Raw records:
::::

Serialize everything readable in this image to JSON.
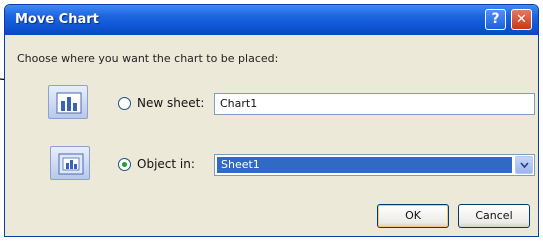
{
  "window": {
    "title": "Move Chart",
    "help_glyph": "?",
    "close_glyph": "✕"
  },
  "instruction": "Choose where you want the chart to be placed:",
  "options": [
    {
      "label": "New sheet:",
      "selected": false,
      "value": "Chart1",
      "icon": "new-sheet-chart-icon"
    },
    {
      "label": "Object in:",
      "selected": true,
      "value": "Sheet1",
      "icon": "embedded-chart-icon"
    }
  ],
  "buttons": {
    "ok": "OK",
    "cancel": "Cancel"
  },
  "colors": {
    "titlebar": "#0f56d6",
    "dialog_bg": "#ece9d8",
    "selection": "#316ac5"
  }
}
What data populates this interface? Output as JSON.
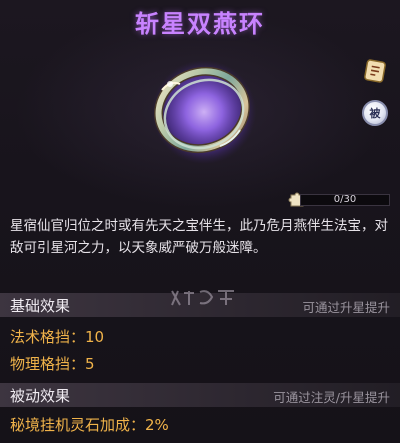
{
  "item": {
    "name": "斩星双燕环",
    "description": "星宿仙官归位之时或有先天之宝伴生，此乃危月燕伴生法宝，对敌可引星河之力，以天象威严破万般迷障。"
  },
  "side_badges": {
    "upgrade_icon": "upgrade-scroll-icon",
    "passive_label": "被"
  },
  "fragments": {
    "label": "0/30",
    "current": 0,
    "total": 30,
    "icon": "puzzle-piece-icon"
  },
  "basic_effects": {
    "title": "基础效果",
    "hint": "可通过升星提升",
    "stats": [
      "法术格挡：10",
      "物理格挡：5"
    ]
  },
  "passive_effects": {
    "title": "被动效果",
    "hint": "可通过注灵/升星提升",
    "stats": [
      "秘境挂机灵石加成：2%"
    ]
  },
  "colors": {
    "title": "#c883ff",
    "stat": "#f0b34a",
    "ring_glow": "#a070ff"
  }
}
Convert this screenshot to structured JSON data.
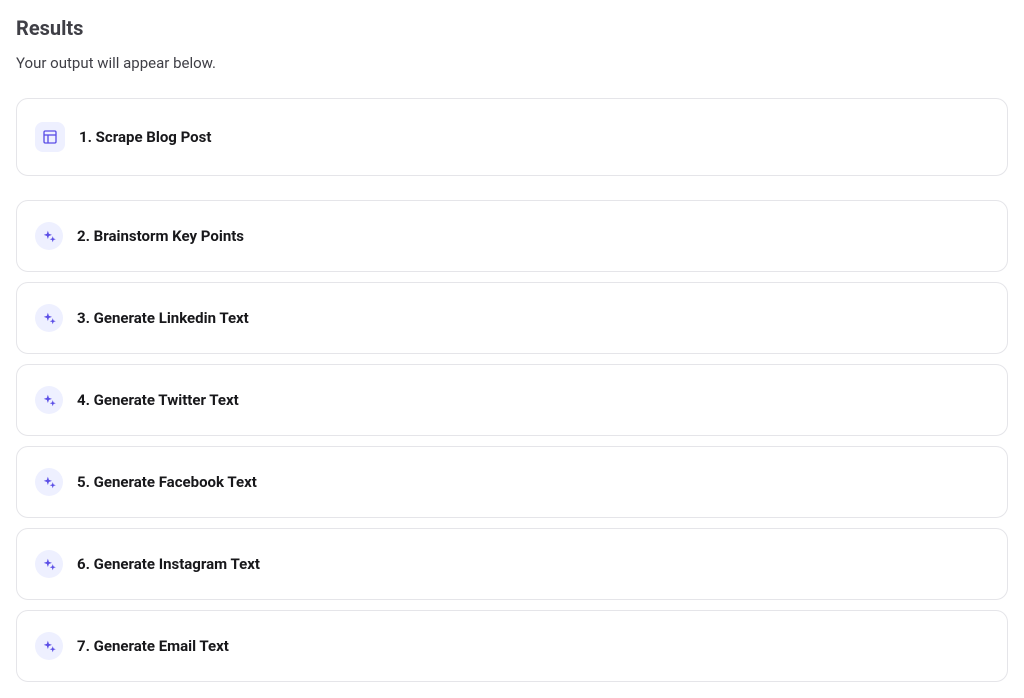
{
  "results": {
    "title": "Results",
    "subtitle": "Your output will appear below.",
    "steps": [
      {
        "label": "1. Scrape Blog Post",
        "icon": "layout-icon"
      },
      {
        "label": "2. Brainstorm Key Points",
        "icon": "sparkle-icon"
      },
      {
        "label": "3. Generate Linkedin Text",
        "icon": "sparkle-icon"
      },
      {
        "label": "4. Generate Twitter Text",
        "icon": "sparkle-icon"
      },
      {
        "label": "5. Generate Facebook Text",
        "icon": "sparkle-icon"
      },
      {
        "label": "6. Generate Instagram Text",
        "icon": "sparkle-icon"
      },
      {
        "label": "7. Generate Email Text",
        "icon": "sparkle-icon"
      }
    ]
  },
  "colors": {
    "accent": "#5b4ee6",
    "iconBg": "#eef0ff",
    "border": "#e5e5e9",
    "text": "#18181b",
    "subtext": "#3f3f46"
  }
}
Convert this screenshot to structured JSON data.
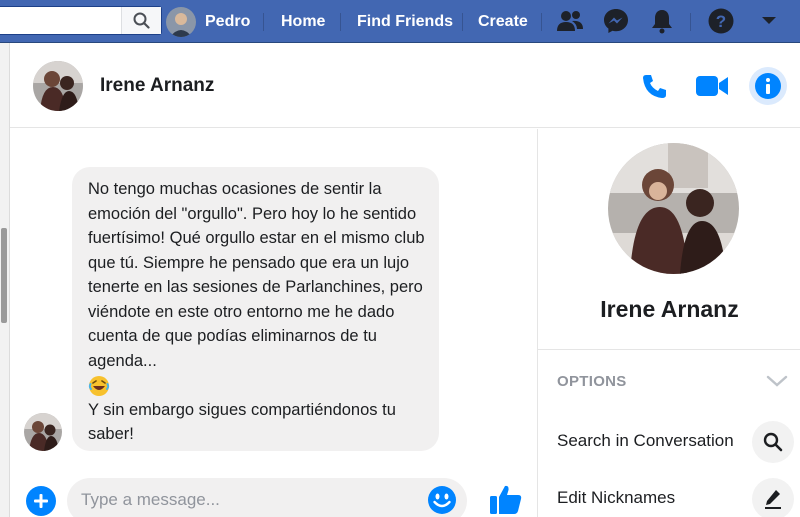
{
  "topbar": {
    "search_placeholder": "",
    "user_name": "Pedro",
    "nav": [
      "Home",
      "Find Friends",
      "Create"
    ],
    "icons": [
      "friends-icon",
      "messenger-icon",
      "notifications-icon",
      "help-icon",
      "account-menu-icon"
    ],
    "bg_color": "#4267b2"
  },
  "conversation": {
    "contact_name": "Irene Arnanz",
    "header_icons": [
      "phone-icon",
      "video-camera-icon",
      "info-icon"
    ],
    "accent_color": "#0084ff"
  },
  "message": {
    "text_part1": "No tengo muchas ocasiones de sentir la emoción del \"orgullo\". Pero hoy lo he sentido fuertísimo! Qué orgullo estar en el mismo club que tú. Siempre he pensado que era un lujo tenerte en las sesiones de Parlanchines, pero viéndote en este otro entorno me he dado cuenta de que podías eliminarnos de tu agenda...",
    "emoji": "rolling-on-the-floor-laughing-emoji",
    "text_part2": "Y sin embargo sigues compartiéndonos tu saber!"
  },
  "composer": {
    "placeholder": "Type a message...",
    "icons": [
      "add-icon",
      "emoji-icon",
      "thumbs-up-icon"
    ]
  },
  "info_panel": {
    "name": "Irene Arnanz",
    "options_title": "OPTIONS",
    "options": [
      {
        "label": "Search in Conversation",
        "icon": "search-icon"
      },
      {
        "label": "Edit Nicknames",
        "icon": "pencil-icon"
      }
    ]
  }
}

::::

_Your task_
Leave out the pictures and repeat everything else in the records exactly.

_Reply to the task_
Serialize everything readable in this image to JSON.
{
  "window": {
    "title": "Move Chart",
    "help_glyph": "?",
    "close_glyph": "✕"
  },
  "instruction": "Choose where you want the chart to be placed:",
  "options": [
    {
      "label": "New sheet:",
      "selected": false,
      "value": "Chart1",
      "icon": "new-sheet-chart-icon"
    },
    {
      "label": "Object in:",
      "selected": true,
      "value": "Sheet1",
      "icon": "embedded-chart-icon"
    }
  ],
  "buttons": {
    "ok": "OK",
    "cancel": "Cancel"
  },
  "colors": {
    "titlebar": "#0f56d6",
    "dialog_bg": "#ece9d8",
    "selection": "#316ac5"
  }
}
What data populates this interface? Output as JSON.
{
  "item": {
    "name": "斩星双燕环",
    "description": "星宿仙官归位之时或有先天之宝伴生，此乃危月燕伴生法宝，对敌可引星河之力，以天象威严破万般迷障。"
  },
  "side_badges": {
    "upgrade_icon": "upgrade-scroll-icon",
    "passive_label": "被"
  },
  "fragments": {
    "label": "0/30",
    "current": 0,
    "total": 30,
    "icon": "puzzle-piece-icon"
  },
  "basic_effects": {
    "title": "基础效果",
    "hint": "可通过升星提升",
    "stats": [
      "法术格挡：10",
      "物理格挡：5"
    ]
  },
  "passive_effects": {
    "title": "被动效果",
    "hint": "可通过注灵/升星提升",
    "stats": [
      "秘境挂机灵石加成：2%"
    ]
  },
  "colors": {
    "title": "#c883ff",
    "stat": "#f0b34a",
    "ring_glow": "#a070ff"
  }
}
Convert this screenshot to structured JSON data.
{
  "results": {
    "title": "Results",
    "subtitle": "Your output will appear below.",
    "steps": [
      {
        "label": "1. Scrape Blog Post",
        "icon": "layout-icon"
      },
      {
        "label": "2. Brainstorm Key Points",
        "icon": "sparkle-icon"
      },
      {
        "label": "3. Generate Linkedin Text",
        "icon": "sparkle-icon"
      },
      {
        "label": "4. Generate Twitter Text",
        "icon": "sparkle-icon"
      },
      {
        "label": "5. Generate Facebook Text",
        "icon": "sparkle-icon"
      },
      {
        "label": "6. Generate Instagram Text",
        "icon": "sparkle-icon"
      },
      {
        "label": "7. Generate Email Text",
        "icon": "sparkle-icon"
      }
    ]
  },
  "colors": {
    "accent": "#5b4ee6",
    "iconBg": "#eef0ff",
    "border": "#e5e5e9",
    "text": "#18181b",
    "subtext": "#3f3f46"
  }
}
Convert this screenshot to structured JSON data.
{
  "topbar": {
    "search_placeholder": "",
    "user_name": "Pedro",
    "nav": [
      "Home",
      "Find Friends",
      "Create"
    ],
    "icons": [
      "friends-icon",
      "messenger-icon",
      "notifications-icon",
      "help-icon",
      "account-menu-icon"
    ],
    "bg_color": "#4267b2"
  },
  "conversation": {
    "contact_name": "Irene Arnanz",
    "header_icons": [
      "phone-icon",
      "video-camera-icon",
      "info-icon"
    ],
    "accent_color": "#0084ff"
  },
  "message": {
    "text_part1": "No tengo muchas ocasiones de sentir la emoción del \"orgullo\". Pero hoy lo he sentido fuertísimo! Qué orgullo estar en el mismo club que tú. Siempre he pensado que era un lujo tenerte en las sesiones de Parlanchines, pero viéndote en este otro entorno me he dado cuenta de que podías eliminarnos de tu agenda...",
    "emoji": "rolling-on-the-floor-laughing-emoji",
    "text_part2": "Y sin embargo sigues compartiéndonos tu saber!"
  },
  "composer": {
    "placeholder": "Type a message...",
    "icons": [
      "add-icon",
      "emoji-icon",
      "thumbs-up-icon"
    ]
  },
  "info_panel": {
    "name": "Irene Arnanz",
    "options_title": "OPTIONS",
    "options": [
      {
        "label": "Search in Conversation",
        "icon": "search-icon"
      },
      {
        "label": "Edit Nicknames",
        "icon": "pencil-icon"
      }
    ]
  }
}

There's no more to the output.